What you are asked to do
Reproduce every entry below precisely. Pictures are excluded from the copy.

## begin Listing

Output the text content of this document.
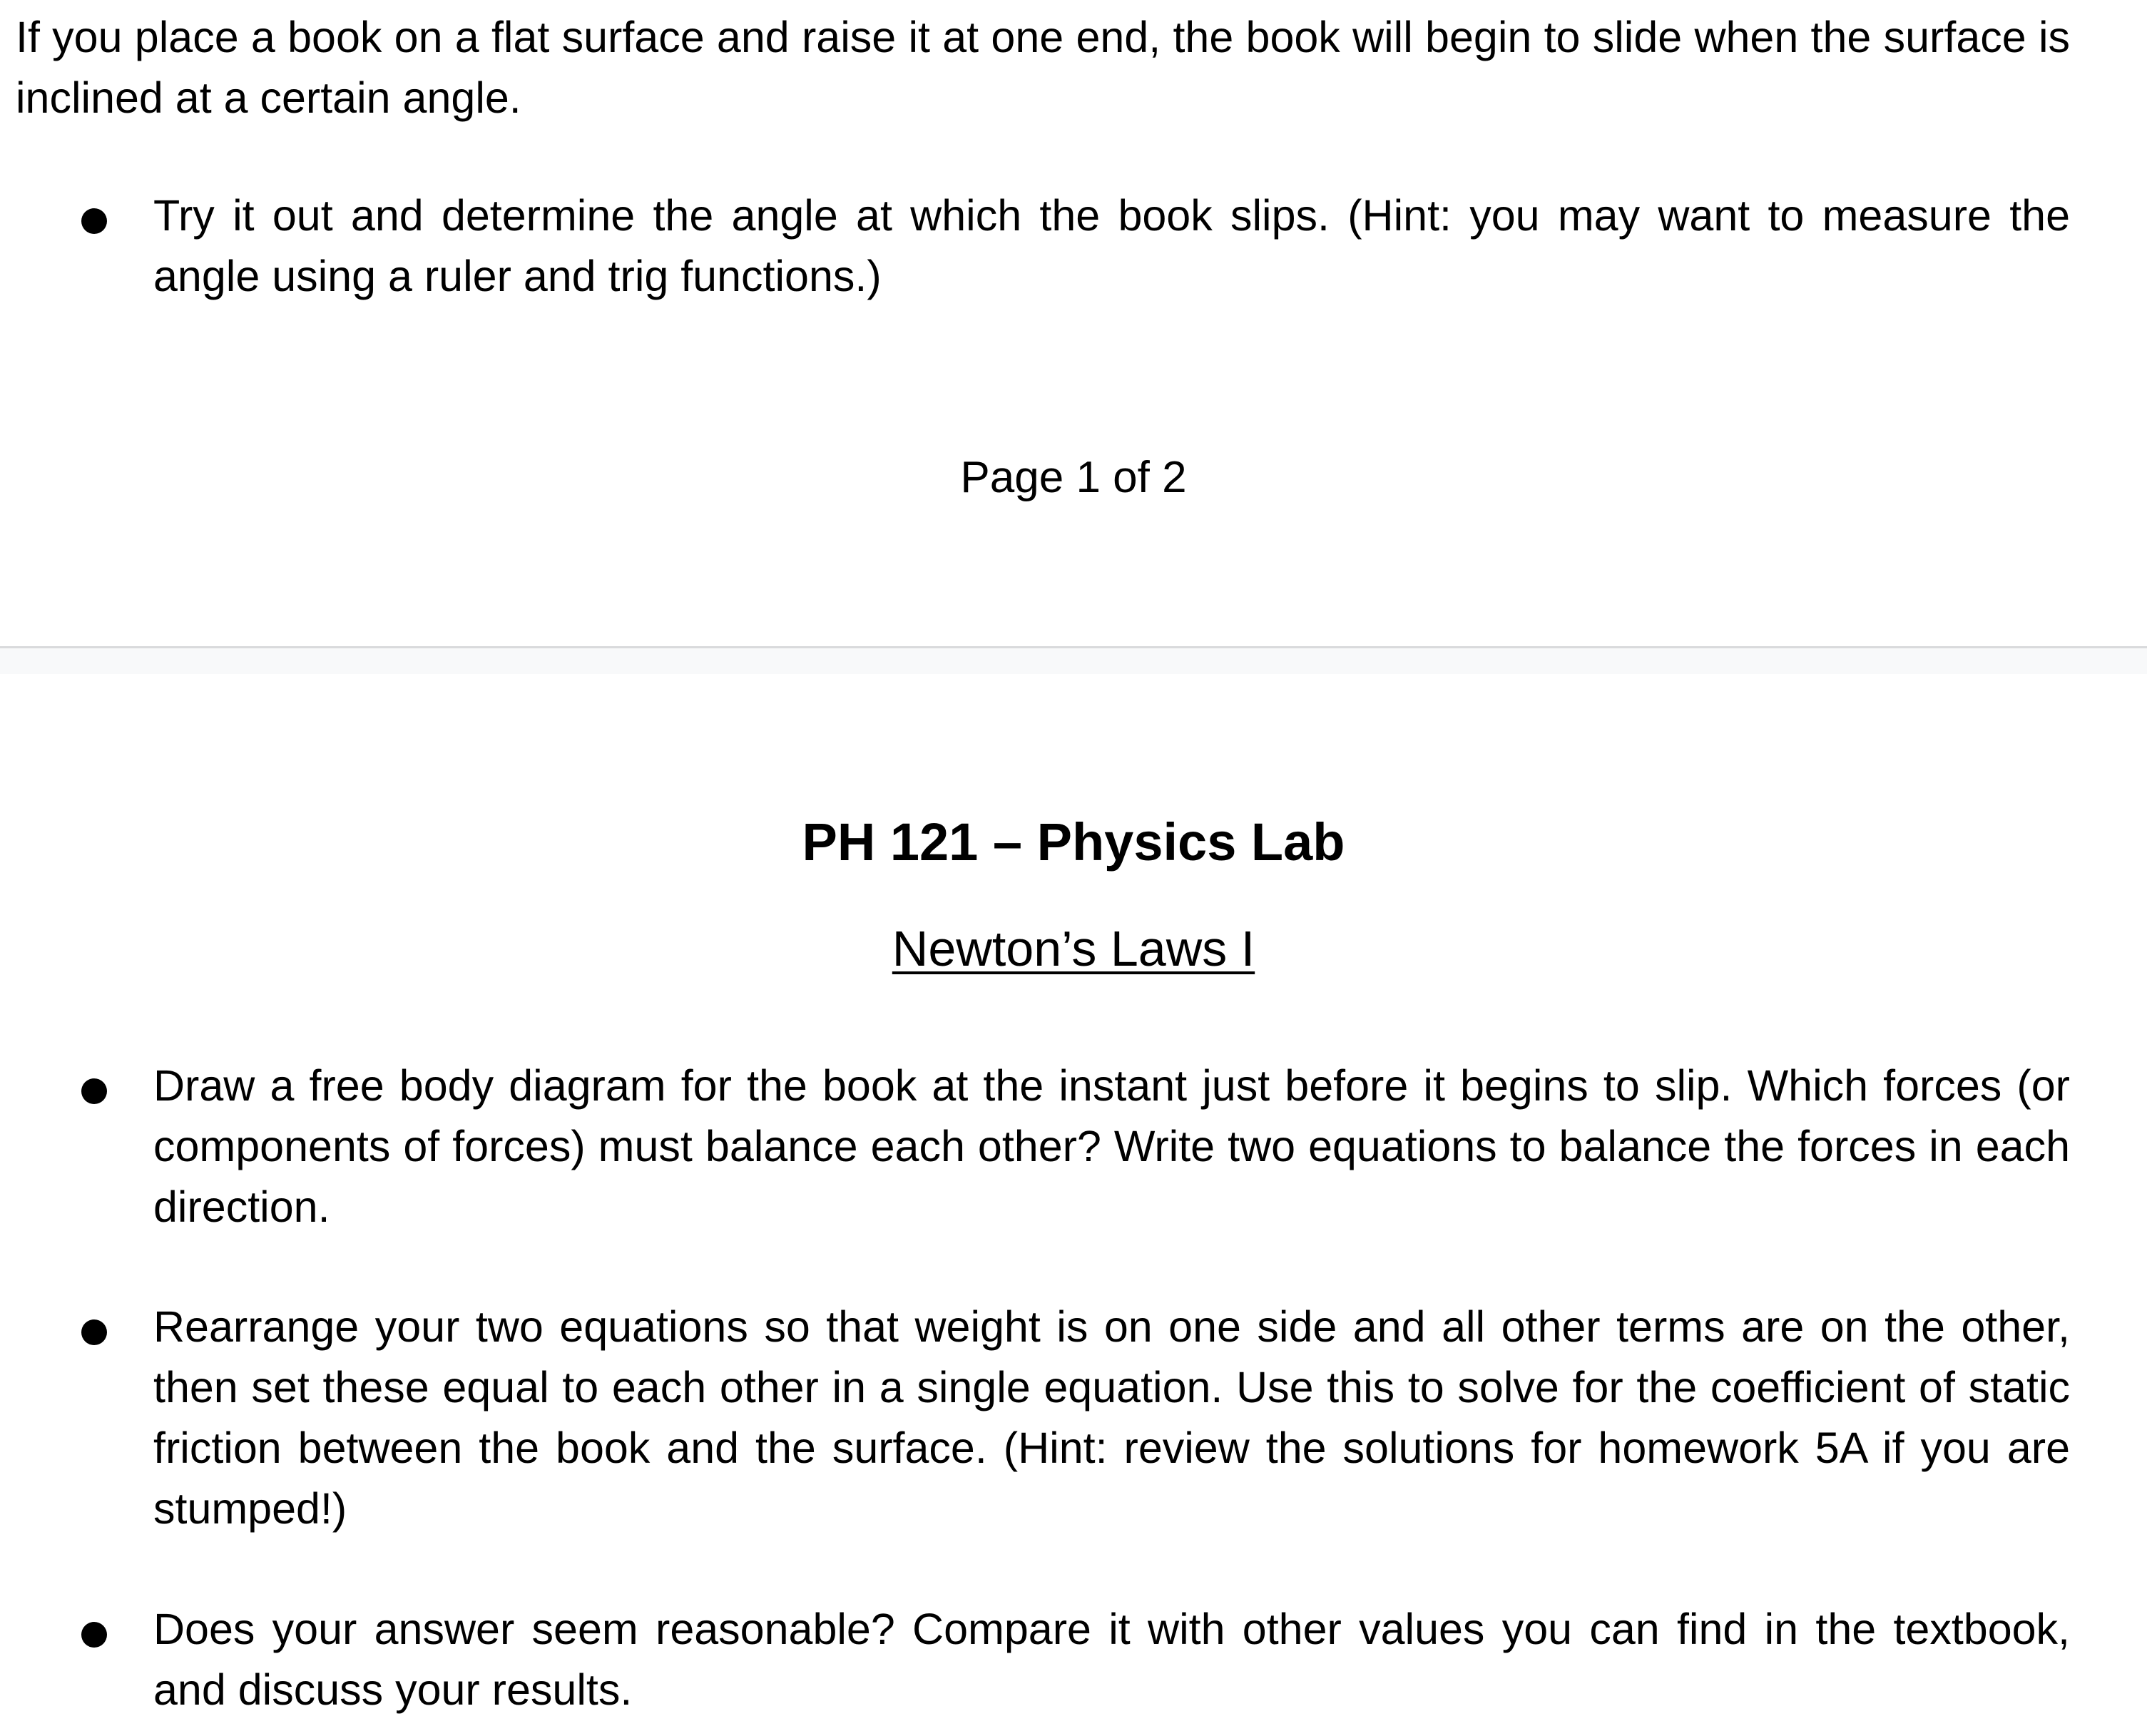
If you place a book on a flat surface and raise it at one end, the book will begin to slide when the surface is inclined at a certain angle.

Try it out and determine the angle at which the book slips. (Hint: you may want to measure the angle using a ruler and trig functions.)

Page 1 of 2

PH 121 – Physics Lab

Newton’s Laws I

Draw a free body diagram for the book at the instant just before it begins to slip. Which forces (or components of forces) must balance each other? Write two equations to balance the forces in each direction.

Rearrange your two equations so that weight is on one side and all other terms are on the other, then set these equal to each other in a single equation. Use this to solve for the coefficient of static friction between the book and the surface. (Hint: review the solutions for homework 5A if you are stumped!)

Does your answer seem reasonable? Compare it with other values you can find in the textbook, and discuss your results.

## end Listing

The output
Output the text content of this document.
If you place a book on a flat surface and raise it at one end, the book will begin to slide when the surface is inclined at a certain angle.

Try it out and determine the angle at which the book slips. (Hint: you may want to measure the angle using a ruler and trig functions.)

Page 1 of 2

PH 121 – Physics Lab

Newton’s Laws I

Draw a free body diagram for the book at the instant just before it begins to slip. Which forces (or components of forces) must balance each other? Write two equations to balance the forces in each direction.

Rearrange your two equations so that weight is on one side and all other terms are on the other, then set these equal to each other in a single equation. Use this to solve for the coefficient of static friction between the book and the surface. (Hint: review the solutions for homework 5A if you are stumped!)

Does your answer seem reasonable? Compare it with other values you can find in the textbook, and discuss your results.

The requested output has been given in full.